Stored data:
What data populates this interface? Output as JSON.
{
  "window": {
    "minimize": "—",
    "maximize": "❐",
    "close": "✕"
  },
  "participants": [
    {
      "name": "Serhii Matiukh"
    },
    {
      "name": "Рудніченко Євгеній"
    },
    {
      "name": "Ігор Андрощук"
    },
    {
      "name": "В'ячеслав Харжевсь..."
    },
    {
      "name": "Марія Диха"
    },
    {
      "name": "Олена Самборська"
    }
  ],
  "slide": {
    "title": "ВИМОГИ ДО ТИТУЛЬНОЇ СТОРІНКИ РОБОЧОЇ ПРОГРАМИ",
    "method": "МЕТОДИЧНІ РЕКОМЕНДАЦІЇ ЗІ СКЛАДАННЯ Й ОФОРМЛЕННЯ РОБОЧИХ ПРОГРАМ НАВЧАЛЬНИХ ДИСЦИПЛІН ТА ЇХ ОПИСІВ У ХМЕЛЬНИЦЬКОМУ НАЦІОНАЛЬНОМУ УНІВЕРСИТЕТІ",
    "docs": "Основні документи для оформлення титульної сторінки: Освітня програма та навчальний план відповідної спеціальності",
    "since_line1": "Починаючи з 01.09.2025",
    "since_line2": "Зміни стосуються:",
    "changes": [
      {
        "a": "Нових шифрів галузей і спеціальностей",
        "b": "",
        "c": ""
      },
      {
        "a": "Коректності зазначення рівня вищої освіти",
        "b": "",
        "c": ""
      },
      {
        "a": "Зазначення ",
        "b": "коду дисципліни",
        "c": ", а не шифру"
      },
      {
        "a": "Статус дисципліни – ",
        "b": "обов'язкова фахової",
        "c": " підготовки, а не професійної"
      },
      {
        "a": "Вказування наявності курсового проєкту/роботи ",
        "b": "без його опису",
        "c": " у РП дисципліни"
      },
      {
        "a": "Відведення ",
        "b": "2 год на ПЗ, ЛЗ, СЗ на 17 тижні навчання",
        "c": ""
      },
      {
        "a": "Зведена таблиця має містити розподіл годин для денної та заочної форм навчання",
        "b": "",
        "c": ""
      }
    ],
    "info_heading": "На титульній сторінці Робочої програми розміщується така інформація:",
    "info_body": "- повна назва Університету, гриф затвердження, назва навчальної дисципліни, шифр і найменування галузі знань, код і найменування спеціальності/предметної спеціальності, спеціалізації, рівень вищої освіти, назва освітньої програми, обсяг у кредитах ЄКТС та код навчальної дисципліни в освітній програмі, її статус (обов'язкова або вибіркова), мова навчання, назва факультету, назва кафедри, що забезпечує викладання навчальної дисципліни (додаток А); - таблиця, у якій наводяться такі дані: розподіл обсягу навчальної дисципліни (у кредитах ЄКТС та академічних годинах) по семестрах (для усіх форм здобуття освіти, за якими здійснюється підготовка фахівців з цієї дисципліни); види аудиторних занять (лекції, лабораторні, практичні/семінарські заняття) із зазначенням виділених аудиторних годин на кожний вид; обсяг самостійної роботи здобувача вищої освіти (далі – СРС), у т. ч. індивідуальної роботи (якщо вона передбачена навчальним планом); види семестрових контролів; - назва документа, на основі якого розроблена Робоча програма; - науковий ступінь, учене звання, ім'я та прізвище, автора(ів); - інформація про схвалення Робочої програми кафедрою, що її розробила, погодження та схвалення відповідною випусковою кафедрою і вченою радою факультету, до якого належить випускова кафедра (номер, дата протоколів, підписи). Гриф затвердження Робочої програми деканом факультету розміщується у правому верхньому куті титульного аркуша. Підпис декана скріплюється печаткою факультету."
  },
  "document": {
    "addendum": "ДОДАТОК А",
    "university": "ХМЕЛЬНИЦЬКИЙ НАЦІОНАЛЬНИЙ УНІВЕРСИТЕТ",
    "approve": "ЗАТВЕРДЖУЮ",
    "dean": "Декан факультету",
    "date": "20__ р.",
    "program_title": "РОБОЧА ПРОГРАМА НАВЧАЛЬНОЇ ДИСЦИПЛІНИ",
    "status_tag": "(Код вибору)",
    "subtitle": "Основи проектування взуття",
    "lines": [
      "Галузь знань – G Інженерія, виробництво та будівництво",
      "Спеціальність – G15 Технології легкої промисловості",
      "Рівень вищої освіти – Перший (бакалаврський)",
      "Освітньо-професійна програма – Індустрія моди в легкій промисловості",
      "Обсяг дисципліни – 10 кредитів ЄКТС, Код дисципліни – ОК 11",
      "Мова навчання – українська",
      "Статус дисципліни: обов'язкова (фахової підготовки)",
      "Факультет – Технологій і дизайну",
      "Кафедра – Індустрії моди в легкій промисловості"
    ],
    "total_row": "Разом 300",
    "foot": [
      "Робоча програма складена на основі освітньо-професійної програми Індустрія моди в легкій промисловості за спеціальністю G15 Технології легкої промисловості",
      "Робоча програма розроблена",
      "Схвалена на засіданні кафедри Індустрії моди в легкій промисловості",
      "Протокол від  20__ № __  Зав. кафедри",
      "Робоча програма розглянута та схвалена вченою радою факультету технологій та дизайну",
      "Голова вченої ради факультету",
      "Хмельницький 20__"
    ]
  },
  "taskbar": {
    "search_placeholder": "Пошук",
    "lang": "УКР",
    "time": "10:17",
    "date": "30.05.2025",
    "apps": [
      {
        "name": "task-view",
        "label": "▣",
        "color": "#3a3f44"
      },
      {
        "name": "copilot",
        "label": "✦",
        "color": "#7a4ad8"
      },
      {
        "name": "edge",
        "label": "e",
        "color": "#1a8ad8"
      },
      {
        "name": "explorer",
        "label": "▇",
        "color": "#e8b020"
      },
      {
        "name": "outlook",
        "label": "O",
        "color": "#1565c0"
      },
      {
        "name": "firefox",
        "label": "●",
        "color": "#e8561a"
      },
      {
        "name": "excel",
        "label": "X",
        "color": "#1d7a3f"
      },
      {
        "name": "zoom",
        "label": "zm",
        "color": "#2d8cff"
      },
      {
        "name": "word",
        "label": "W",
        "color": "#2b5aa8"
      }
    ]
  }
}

Problem requirements
Track down every line with the word "легкій" and copy it.

Task result
      "Освітньо-професійна програма – Індустрія моди в легкій промисловості",
      "Кафедра – Індустрії моди в легкій промисловості"
      "Робоча програма складена на основі освітньо-професійної програми Індустрія моди в легкій промисловості за спеціальністю G15 Технології легкої промисловості",
      "Схвалена на засіданні кафедри Індустрії моди в легкій промисловості",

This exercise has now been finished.